Data items
## begin

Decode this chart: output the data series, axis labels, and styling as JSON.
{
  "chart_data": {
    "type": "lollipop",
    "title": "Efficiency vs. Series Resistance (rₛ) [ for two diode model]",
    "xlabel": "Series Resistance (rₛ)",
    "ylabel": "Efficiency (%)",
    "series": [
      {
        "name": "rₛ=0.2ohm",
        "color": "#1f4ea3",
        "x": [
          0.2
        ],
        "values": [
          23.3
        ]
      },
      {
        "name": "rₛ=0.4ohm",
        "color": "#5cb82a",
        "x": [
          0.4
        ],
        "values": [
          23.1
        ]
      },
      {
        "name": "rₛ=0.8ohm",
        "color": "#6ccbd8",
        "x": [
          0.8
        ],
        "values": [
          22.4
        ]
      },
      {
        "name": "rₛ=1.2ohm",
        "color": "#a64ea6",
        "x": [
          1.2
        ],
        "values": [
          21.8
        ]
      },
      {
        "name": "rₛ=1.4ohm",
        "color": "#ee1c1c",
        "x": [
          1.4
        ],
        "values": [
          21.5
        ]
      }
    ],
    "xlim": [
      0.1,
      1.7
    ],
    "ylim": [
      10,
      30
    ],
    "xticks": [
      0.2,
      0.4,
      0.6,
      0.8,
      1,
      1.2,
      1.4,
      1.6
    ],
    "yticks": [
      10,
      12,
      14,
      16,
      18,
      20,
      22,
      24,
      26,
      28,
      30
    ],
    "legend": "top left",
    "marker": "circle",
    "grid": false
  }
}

## end

### EXERCISE BRIEF
Extract the full listing above without alteration.

### SOLVED PROBLEM
Decode this chart: output the data series, axis labels, and styling as JSON.
{
  "chart_data": {
    "type": "lollipop",
    "title": "Efficiency vs. Series Resistance (rₛ) [ for two diode model]",
    "xlabel": "Series Resistance (rₛ)",
    "ylabel": "Efficiency (%)",
    "series": [
      {
        "name": "rₛ=0.2ohm",
        "color": "#1f4ea3",
        "x": [
          0.2
        ],
        "values": [
          23.3
        ]
      },
      {
        "name": "rₛ=0.4ohm",
        "color": "#5cb82a",
        "x": [
          0.4
        ],
        "values": [
          23.1
        ]
      },
      {
        "name": "rₛ=0.8ohm",
        "color": "#6ccbd8",
        "x": [
          0.8
        ],
        "values": [
          22.4
        ]
      },
      {
        "name": "rₛ=1.2ohm",
        "color": "#a64ea6",
        "x": [
          1.2
        ],
        "values": [
          21.8
        ]
      },
      {
        "name": "rₛ=1.4ohm",
        "color": "#ee1c1c",
        "x": [
          1.4
        ],
        "values": [
          21.5
        ]
      }
    ],
    "xlim": [
      0.1,
      1.7
    ],
    "ylim": [
      10,
      30
    ],
    "xticks": [
      0.2,
      0.4,
      0.6,
      0.8,
      1,
      1.2,
      1.4,
      1.6
    ],
    "yticks": [
      10,
      12,
      14,
      16,
      18,
      20,
      22,
      24,
      26,
      28,
      30
    ],
    "legend": "top left",
    "marker": "circle",
    "grid": false
  }
}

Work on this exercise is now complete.